### Your objective
Copy the lines that follow, keeping every character the same.

────

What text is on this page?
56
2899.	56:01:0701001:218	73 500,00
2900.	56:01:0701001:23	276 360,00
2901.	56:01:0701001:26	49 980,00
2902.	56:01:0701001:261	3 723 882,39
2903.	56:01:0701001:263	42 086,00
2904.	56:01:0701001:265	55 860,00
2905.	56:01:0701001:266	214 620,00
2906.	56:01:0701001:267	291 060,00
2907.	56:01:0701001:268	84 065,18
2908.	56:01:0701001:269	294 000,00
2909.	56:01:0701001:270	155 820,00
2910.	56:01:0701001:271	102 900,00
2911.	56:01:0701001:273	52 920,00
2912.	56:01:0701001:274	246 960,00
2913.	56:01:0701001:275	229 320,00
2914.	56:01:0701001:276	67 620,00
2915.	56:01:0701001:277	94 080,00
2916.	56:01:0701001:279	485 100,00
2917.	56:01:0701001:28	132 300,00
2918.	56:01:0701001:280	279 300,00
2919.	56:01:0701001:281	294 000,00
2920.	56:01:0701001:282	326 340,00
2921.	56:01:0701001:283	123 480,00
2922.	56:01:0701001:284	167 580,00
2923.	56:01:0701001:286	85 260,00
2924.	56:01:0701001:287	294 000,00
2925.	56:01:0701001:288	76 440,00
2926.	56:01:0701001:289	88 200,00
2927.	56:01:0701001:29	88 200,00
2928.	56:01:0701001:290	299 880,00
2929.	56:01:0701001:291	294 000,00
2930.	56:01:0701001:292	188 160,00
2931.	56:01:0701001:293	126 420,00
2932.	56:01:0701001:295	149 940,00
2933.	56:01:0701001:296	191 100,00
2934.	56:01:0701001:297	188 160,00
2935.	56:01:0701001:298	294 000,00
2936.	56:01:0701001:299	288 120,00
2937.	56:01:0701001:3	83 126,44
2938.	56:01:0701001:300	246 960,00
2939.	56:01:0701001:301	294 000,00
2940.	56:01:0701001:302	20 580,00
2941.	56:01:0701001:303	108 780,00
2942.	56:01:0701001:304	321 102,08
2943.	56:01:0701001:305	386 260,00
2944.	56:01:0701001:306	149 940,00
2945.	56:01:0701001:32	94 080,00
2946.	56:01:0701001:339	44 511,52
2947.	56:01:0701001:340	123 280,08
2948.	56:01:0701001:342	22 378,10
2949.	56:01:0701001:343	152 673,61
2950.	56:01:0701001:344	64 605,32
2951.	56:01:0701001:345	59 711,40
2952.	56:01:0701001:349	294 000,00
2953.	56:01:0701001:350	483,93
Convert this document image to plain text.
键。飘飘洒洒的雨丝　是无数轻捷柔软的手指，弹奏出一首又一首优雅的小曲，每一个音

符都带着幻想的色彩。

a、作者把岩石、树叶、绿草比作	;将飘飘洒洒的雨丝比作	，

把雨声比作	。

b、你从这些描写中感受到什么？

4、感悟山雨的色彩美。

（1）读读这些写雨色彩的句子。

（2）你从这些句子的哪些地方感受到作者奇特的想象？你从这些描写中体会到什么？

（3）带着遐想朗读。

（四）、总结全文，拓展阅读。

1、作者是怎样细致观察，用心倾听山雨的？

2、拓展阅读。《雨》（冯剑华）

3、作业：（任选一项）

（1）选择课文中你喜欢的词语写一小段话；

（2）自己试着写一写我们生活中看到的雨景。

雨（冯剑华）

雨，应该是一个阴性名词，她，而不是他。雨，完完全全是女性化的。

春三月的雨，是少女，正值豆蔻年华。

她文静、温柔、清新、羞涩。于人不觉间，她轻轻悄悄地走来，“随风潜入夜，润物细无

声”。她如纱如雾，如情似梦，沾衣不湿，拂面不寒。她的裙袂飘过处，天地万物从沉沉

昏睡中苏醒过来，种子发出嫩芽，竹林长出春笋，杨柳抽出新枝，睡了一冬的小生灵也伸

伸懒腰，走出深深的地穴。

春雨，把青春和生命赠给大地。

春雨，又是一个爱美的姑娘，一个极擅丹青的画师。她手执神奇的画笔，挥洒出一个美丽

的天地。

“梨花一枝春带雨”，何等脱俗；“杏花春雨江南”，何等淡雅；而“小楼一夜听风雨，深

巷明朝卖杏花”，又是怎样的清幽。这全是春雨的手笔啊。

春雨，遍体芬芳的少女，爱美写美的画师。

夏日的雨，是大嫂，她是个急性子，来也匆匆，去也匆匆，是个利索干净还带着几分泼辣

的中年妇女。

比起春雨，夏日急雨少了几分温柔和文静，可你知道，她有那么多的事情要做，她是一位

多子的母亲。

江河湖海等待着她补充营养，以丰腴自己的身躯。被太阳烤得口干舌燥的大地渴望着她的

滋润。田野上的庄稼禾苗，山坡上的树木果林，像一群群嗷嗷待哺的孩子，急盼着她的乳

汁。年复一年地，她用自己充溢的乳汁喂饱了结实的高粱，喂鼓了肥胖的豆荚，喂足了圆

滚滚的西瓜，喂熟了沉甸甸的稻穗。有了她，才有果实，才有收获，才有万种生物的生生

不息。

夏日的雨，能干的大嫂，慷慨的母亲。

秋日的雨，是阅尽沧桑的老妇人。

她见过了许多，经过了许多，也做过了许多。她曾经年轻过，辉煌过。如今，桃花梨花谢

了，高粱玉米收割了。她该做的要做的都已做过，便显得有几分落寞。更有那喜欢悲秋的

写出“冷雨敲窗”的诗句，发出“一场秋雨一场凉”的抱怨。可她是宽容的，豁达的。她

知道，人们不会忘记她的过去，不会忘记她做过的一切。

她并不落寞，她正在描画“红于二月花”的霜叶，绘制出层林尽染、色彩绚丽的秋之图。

────

### Answer to this task
What text is on this page?
56
2899.	56:01:0701001:218	73 500,00
2900.	56:01:0701001:23	276 360,00
2901.	56:01:0701001:26	49 980,00
2902.	56:01:0701001:261	3 723 882,39
2903.	56:01:0701001:263	42 086,00
2904.	56:01:0701001:265	55 860,00
2905.	56:01:0701001:266	214 620,00
2906.	56:01:0701001:267	291 060,00
2907.	56:01:0701001:268	84 065,18
2908.	56:01:0701001:269	294 000,00
2909.	56:01:0701001:270	155 820,00
2910.	56:01:0701001:271	102 900,00
2911.	56:01:0701001:273	52 920,00
2912.	56:01:0701001:274	246 960,00
2913.	56:01:0701001:275	229 320,00
2914.	56:01:0701001:276	67 620,00
2915.	56:01:0701001:277	94 080,00
2916.	56:01:0701001:279	485 100,00
2917.	56:01:0701001:28	132 300,00
2918.	56:01:0701001:280	279 300,00
2919.	56:01:0701001:281	294 000,00
2920.	56:01:0701001:282	326 340,00
2921.	56:01:0701001:283	123 480,00
2922.	56:01:0701001:284	167 580,00
2923.	56:01:0701001:286	85 260,00
2924.	56:01:0701001:287	294 000,00
2925.	56:01:0701001:288	76 440,00
2926.	56:01:0701001:289	88 200,00
2927.	56:01:0701001:29	88 200,00
2928.	56:01:0701001:290	299 880,00
2929.	56:01:0701001:291	294 000,00
2930.	56:01:0701001:292	188 160,00
2931.	56:01:0701001:293	126 420,00
2932.	56:01:0701001:295	149 940,00
2933.	56:01:0701001:296	191 100,00
2934.	56:01:0701001:297	188 160,00
2935.	56:01:0701001:298	294 000,00
2936.	56:01:0701001:299	288 120,00
2937.	56:01:0701001:3	83 126,44
2938.	56:01:0701001:300	246 960,00
2939.	56:01:0701001:301	294 000,00
2940.	56:01:0701001:302	20 580,00
2941.	56:01:0701001:303	108 780,00
2942.	56:01:0701001:304	321 102,08
2943.	56:01:0701001:305	386 260,00
2944.	56:01:0701001:306	149 940,00
2945.	56:01:0701001:32	94 080,00
2946.	56:01:0701001:339	44 511,52
2947.	56:01:0701001:340	123 280,08
2948.	56:01:0701001:342	22 378,10
2949.	56:01:0701001:343	152 673,61
2950.	56:01:0701001:344	64 605,32
2951.	56:01:0701001:345	59 711,40
2952.	56:01:0701001:349	294 000,00
2953.	56:01:0701001:350	483,93
Convert this document image to plain text.
键。飘飘洒洒的雨丝　是无数轻捷柔软的手指，弹奏出一首又一首优雅的小曲，每一个音

符都带着幻想的色彩。

a、作者把岩石、树叶、绿草比作	;将飘飘洒洒的雨丝比作	，

把雨声比作	。

b、你从这些描写中感受到什么？

4、感悟山雨的色彩美。

（1）读读这些写雨色彩的句子。

（2）你从这些句子的哪些地方感受到作者奇特的想象？你从这些描写中体会到什么？

（3）带着遐想朗读。

（四）、总结全文，拓展阅读。

1、作者是怎样细致观察，用心倾听山雨的？

2、拓展阅读。《雨》（冯剑华）

3、作业：（任选一项）

（1）选择课文中你喜欢的词语写一小段话；

（2）自己试着写一写我们生活中看到的雨景。

雨（冯剑华）

雨，应该是一个阴性名词，她，而不是他。雨，完完全全是女性化的。

春三月的雨，是少女，正值豆蔻年华。

她文静、温柔、清新、羞涩。于人不觉间，她轻轻悄悄地走来，“随风潜入夜，润物细无

声”。她如纱如雾，如情似梦，沾衣不湿，拂面不寒。她的裙袂飘过处，天地万物从沉沉

昏睡中苏醒过来，种子发出嫩芽，竹林长出春笋，杨柳抽出新枝，睡了一冬的小生灵也伸

伸懒腰，走出深深的地穴。

春雨，把青春和生命赠给大地。

春雨，又是一个爱美的姑娘，一个极擅丹青的画师。她手执神奇的画笔，挥洒出一个美丽

的天地。

“梨花一枝春带雨”，何等脱俗；“杏花春雨江南”，何等淡雅；而“小楼一夜听风雨，深

巷明朝卖杏花”，又是怎样的清幽。这全是春雨的手笔啊。

春雨，遍体芬芳的少女，爱美写美的画师。

夏日的雨，是大嫂，她是个急性子，来也匆匆，去也匆匆，是个利索干净还带着几分泼辣

的中年妇女。

比起春雨，夏日急雨少了几分温柔和文静，可你知道，她有那么多的事情要做，她是一位

多子的母亲。

江河湖海等待着她补充营养，以丰腴自己的身躯。被太阳烤得口干舌燥的大地渴望着她的

滋润。田野上的庄稼禾苗，山坡上的树木果林，像一群群嗷嗷待哺的孩子，急盼着她的乳

汁。年复一年地，她用自己充溢的乳汁喂饱了结实的高粱，喂鼓了肥胖的豆荚，喂足了圆

滚滚的西瓜，喂熟了沉甸甸的稻穗。有了她，才有果实，才有收获，才有万种生物的生生

不息。

夏日的雨，能干的大嫂，慷慨的母亲。

秋日的雨，是阅尽沧桑的老妇人。

她见过了许多，经过了许多，也做过了许多。她曾经年轻过，辉煌过。如今，桃花梨花谢

了，高粱玉米收割了。她该做的要做的都已做过，便显得有几分落寞。更有那喜欢悲秋的

写出“冷雨敲窗”的诗句，发出“一场秋雨一场凉”的抱怨。可她是宽容的，豁达的。她

知道，人们不会忘记她的过去，不会忘记她做过的一切。

她并不落寞，她正在描画“红于二月花”的霜叶，绘制出层林尽染、色彩绚丽的秋之图。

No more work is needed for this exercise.